**Given exercise:** Transcribe each of the records below exactly, excluding all pictures.

**Dataset rows:**
— START —

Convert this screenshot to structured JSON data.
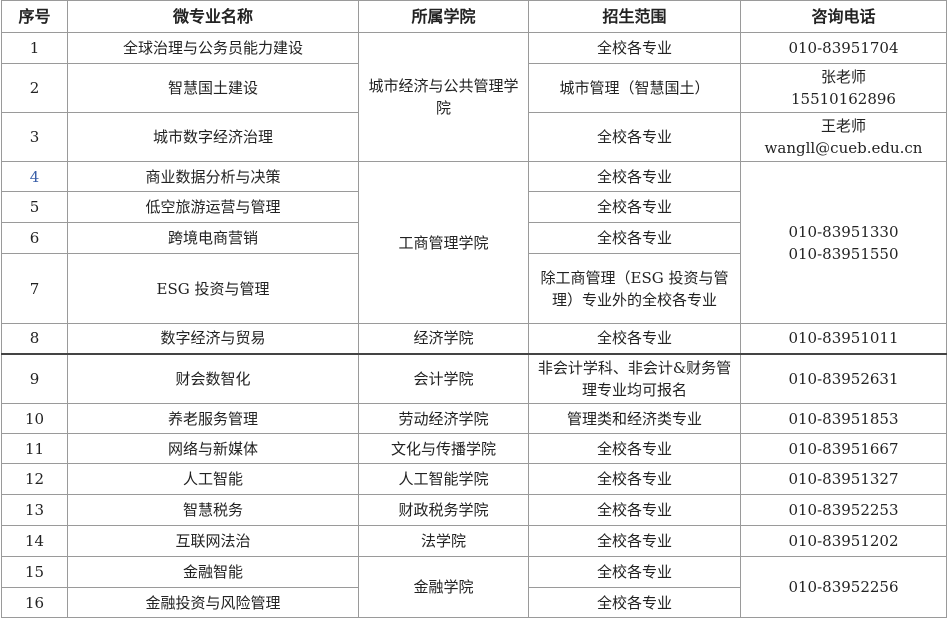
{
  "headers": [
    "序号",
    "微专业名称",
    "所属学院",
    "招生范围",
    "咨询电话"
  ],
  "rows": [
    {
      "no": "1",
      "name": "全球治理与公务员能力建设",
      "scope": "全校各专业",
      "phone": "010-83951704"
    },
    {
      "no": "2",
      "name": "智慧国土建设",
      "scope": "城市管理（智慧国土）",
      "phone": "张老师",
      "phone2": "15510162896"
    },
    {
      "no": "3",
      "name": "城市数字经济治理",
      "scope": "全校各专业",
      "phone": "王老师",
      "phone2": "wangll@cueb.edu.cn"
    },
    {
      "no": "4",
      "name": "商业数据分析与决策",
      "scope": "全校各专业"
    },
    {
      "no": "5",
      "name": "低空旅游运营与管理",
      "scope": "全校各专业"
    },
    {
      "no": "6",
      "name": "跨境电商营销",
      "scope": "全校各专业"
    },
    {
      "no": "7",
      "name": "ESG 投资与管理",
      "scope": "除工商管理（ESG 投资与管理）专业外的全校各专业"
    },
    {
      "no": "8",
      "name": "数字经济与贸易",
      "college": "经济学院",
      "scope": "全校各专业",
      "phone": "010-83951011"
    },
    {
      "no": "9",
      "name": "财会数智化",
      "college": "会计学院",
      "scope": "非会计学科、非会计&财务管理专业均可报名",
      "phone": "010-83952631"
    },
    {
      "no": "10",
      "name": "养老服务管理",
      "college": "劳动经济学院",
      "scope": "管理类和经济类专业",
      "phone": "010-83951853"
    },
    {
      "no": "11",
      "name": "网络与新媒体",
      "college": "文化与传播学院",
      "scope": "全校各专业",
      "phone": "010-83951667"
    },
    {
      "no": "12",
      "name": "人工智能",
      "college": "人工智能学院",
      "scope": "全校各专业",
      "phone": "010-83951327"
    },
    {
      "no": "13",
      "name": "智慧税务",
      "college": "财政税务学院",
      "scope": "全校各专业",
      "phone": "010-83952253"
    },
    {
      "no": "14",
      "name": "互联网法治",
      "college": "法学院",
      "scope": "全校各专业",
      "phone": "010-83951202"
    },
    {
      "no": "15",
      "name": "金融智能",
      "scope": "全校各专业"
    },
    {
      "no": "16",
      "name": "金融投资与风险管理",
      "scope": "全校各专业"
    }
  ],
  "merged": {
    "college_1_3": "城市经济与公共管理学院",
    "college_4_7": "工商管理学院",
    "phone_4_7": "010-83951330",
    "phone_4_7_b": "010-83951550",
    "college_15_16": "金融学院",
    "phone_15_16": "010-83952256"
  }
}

— END —

**Solution:**
Convert this screenshot to structured JSON data.
{
  "headers": [
    "序号",
    "微专业名称",
    "所属学院",
    "招生范围",
    "咨询电话"
  ],
  "rows": [
    {
      "no": "1",
      "name": "全球治理与公务员能力建设",
      "scope": "全校各专业",
      "phone": "010-83951704"
    },
    {
      "no": "2",
      "name": "智慧国土建设",
      "scope": "城市管理（智慧国土）",
      "phone": "张老师",
      "phone2": "15510162896"
    },
    {
      "no": "3",
      "name": "城市数字经济治理",
      "scope": "全校各专业",
      "phone": "王老师",
      "phone2": "wangll@cueb.edu.cn"
    },
    {
      "no": "4",
      "name": "商业数据分析与决策",
      "scope": "全校各专业"
    },
    {
      "no": "5",
      "name": "低空旅游运营与管理",
      "scope": "全校各专业"
    },
    {
      "no": "6",
      "name": "跨境电商营销",
      "scope": "全校各专业"
    },
    {
      "no": "7",
      "name": "ESG 投资与管理",
      "scope": "除工商管理（ESG 投资与管理）专业外的全校各专业"
    },
    {
      "no": "8",
      "name": "数字经济与贸易",
      "college": "经济学院",
      "scope": "全校各专业",
      "phone": "010-83951011"
    },
    {
      "no": "9",
      "name": "财会数智化",
      "college": "会计学院",
      "scope": "非会计学科、非会计&财务管理专业均可报名",
      "phone": "010-83952631"
    },
    {
      "no": "10",
      "name": "养老服务管理",
      "college": "劳动经济学院",
      "scope": "管理类和经济类专业",
      "phone": "010-83951853"
    },
    {
      "no": "11",
      "name": "网络与新媒体",
      "college": "文化与传播学院",
      "scope": "全校各专业",
      "phone": "010-83951667"
    },
    {
      "no": "12",
      "name": "人工智能",
      "college": "人工智能学院",
      "scope": "全校各专业",
      "phone": "010-83951327"
    },
    {
      "no": "13",
      "name": "智慧税务",
      "college": "财政税务学院",
      "scope": "全校各专业",
      "phone": "010-83952253"
    },
    {
      "no": "14",
      "name": "互联网法治",
      "college": "法学院",
      "scope": "全校各专业",
      "phone": "010-83951202"
    },
    {
      "no": "15",
      "name": "金融智能",
      "scope": "全校各专业"
    },
    {
      "no": "16",
      "name": "金融投资与风险管理",
      "scope": "全校各专业"
    }
  ],
  "merged": {
    "college_1_3": "城市经济与公共管理学院",
    "college_4_7": "工商管理学院",
    "phone_4_7": "010-83951330",
    "phone_4_7_b": "010-83951550",
    "college_15_16": "金融学院",
    "phone_15_16": "010-83952256"
  }
}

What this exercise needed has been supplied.